### Texto do exercício

━━━━━━━━━━━━━━━━━━━━

No que se refere à divisão do trabalho, parece que Sara começa a assumir uma posição de liderança sobre os demais alunos, configurando uma hierarquização das relações horizontais entre os sujeitos alunos. Em algumas situações ela chega a reprimir a conduta dos colegas e é atendida por eles. Porém, não foi esse o caso de Zeca que, antes de deixar o grupo em definitivo, assumiu uma postura questionadora frente à autoridade crescente de Sara. Além disso, nas conversas entre eu e o grupo, as falas em que me dirijo a Sara predominam sobre aquelas em que falo com os demais alunos. Houve uma situação em que cheguei mesmo a sugerir que Sara explicasse a Zeca o que ela e Rafa estavam fazendo, no sentido de integrar Zeca às ações do coletivo.

Considerando a divisão horizontal de tarefas e a divisão hierárquica e vertical de poderes (ENGESTRÖM; SANNINO, 2010). Temos a histórica posição hierárquica do professor sobre os alunos, manifestando-se na presença das mídias escritas, que agiram no coletivo na forma de tarefas prescritas aos alunos. Também temos um desequilíbrio na divisão horizontal de tarefas entre os alunos, pois Sara começa a assumir uma posição de liderança em relação aos demais. Essa posição privilegiada adquirida por Sara, que foi contestada por Zeca, conta com a contribuição inconsciente das minhas atitudes. É como se a hierarquia vertical da relação professor/aluno influenciasse uma divisão horizontal de tarefas desigual na comunidade.

━━━━━━━━━━━━━━━━━━━━

### Material fornecido
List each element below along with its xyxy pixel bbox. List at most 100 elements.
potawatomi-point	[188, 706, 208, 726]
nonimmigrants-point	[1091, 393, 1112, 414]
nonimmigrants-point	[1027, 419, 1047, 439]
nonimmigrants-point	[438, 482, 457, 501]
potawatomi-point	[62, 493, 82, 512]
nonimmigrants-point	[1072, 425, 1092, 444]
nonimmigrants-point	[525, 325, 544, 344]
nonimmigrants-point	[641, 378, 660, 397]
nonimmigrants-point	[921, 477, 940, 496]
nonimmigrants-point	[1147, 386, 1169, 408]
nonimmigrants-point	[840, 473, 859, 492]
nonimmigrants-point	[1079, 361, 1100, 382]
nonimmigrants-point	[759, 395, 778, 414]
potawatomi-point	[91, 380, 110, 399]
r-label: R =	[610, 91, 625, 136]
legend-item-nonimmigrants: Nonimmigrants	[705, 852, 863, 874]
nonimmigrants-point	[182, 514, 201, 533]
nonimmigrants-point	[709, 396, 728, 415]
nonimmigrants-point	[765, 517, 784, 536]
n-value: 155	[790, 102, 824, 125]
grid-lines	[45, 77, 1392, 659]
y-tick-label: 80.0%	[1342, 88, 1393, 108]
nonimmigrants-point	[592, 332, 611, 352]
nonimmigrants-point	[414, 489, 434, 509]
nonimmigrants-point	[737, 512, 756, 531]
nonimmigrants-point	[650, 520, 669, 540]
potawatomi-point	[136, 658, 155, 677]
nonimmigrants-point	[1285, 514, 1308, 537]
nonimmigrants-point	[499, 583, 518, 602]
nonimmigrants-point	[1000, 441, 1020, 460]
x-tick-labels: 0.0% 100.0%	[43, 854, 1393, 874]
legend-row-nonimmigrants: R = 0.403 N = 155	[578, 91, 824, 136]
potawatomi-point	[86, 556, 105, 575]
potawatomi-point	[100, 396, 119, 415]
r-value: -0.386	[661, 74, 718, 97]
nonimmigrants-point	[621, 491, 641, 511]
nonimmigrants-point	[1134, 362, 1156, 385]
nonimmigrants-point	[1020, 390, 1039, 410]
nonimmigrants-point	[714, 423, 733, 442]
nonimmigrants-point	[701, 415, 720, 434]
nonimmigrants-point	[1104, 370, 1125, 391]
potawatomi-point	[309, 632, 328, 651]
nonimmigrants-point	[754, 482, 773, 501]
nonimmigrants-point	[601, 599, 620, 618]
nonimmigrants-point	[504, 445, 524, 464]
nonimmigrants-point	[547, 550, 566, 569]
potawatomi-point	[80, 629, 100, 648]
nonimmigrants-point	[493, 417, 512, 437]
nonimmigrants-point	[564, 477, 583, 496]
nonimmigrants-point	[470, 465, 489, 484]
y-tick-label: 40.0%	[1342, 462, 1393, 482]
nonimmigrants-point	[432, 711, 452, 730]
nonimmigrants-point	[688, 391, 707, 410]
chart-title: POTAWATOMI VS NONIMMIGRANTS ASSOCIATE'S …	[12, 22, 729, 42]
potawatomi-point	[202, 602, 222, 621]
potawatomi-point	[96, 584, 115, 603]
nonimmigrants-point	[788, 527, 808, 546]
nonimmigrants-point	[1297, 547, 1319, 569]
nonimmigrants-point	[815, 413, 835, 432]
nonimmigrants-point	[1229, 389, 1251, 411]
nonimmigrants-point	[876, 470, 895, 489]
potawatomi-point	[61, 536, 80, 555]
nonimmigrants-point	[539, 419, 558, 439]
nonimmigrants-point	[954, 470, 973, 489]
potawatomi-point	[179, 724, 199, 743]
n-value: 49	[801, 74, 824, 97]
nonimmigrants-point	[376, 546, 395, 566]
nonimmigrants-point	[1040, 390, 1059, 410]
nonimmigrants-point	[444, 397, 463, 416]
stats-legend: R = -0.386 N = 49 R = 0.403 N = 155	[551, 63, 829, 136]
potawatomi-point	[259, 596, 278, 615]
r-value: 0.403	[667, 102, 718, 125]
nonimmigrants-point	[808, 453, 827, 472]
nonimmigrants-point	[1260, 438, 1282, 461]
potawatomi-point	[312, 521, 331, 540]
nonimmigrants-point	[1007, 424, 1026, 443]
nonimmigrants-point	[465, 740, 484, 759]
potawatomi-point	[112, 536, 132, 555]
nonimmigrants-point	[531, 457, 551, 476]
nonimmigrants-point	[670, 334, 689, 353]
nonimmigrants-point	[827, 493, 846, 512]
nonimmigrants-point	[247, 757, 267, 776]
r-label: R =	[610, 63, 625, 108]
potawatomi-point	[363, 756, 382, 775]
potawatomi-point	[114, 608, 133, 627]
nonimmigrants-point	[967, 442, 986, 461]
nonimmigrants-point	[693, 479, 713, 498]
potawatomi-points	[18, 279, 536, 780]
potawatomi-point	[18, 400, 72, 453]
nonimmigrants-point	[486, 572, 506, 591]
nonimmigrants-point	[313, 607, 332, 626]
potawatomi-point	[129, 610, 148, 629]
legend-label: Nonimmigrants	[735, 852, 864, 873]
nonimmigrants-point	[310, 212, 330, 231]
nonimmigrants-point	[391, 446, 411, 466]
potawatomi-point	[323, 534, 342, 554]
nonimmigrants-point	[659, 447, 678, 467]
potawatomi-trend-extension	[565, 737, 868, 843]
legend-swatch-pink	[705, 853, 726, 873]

━━━━━━━━━━━━━━━━━━━━

### Lista de tarefas
[a] No texto sobre a divisão do trabalho entre os alunos, qual aluno questionou a autoridade crescente de Sara antes de deixar o grupo?
[b] Por favor, escreva a continuação do texto sobre a divisão do trabalho entre os alunos a partir da última frase apresentada.

### Resultados por tarefa
[a] Zeca.

[b]
Já o objeto (o tema viagens) das ações desse coletivo de seres-humanos- com-mídias se tornou mais focalizado nesse segundo momento, ficando restrito a três viagens: São Luiz, Brasília e Florianópolis.

Além disso, esse objeto continua a conviver com motivos referentes ao peso avaliativo atribuído às práticas de Modelagem (pontos), da mesma forma que no primeiro momento. Esse motivo emergiu na fala dos sujeitos ao longo desse segundo momento e deu o tom da primeira das entrevistas coletivas.

Sara: Eu tenho, eu quero passar. Neil: Oi?

Sara: Eu tenho, eu quero passar. Neil: O que?

Sara: Passar. [Risos] Neil: Passar? Não entendi.

Sara: Passar professor. Tirar só nota boa no seu trabalho. Neil: Ah... Passar de ano?

Sara: De série, porque de ano todo mundo passa. [Fazendo uma ironia]

(ENTREVISTA COLETIVA 1, arquivo mp3 do CD anexo, 4:38-4:59).

A emergência de regras e de uma divisão do trabalho, acompanhada da flexibilidade e a estabilidade assumida pelo objeto sugerem observar esse conjunto de ações como uma atividade insipiente, ao qual passo a denominar atividade de seres-humanos-com-mídias. Pois, de acordo com Engeström e Sannino (2010), o que diferencia um conjunto de ações coletivas de uma atividade propriamente dita é a curta duração do objetivo da primeira em comparação ao tempo de vida relativamente mais longo do objeto da segunda, ao longo do qual emergem regras e uma divisão de trabalho em sua comunidade.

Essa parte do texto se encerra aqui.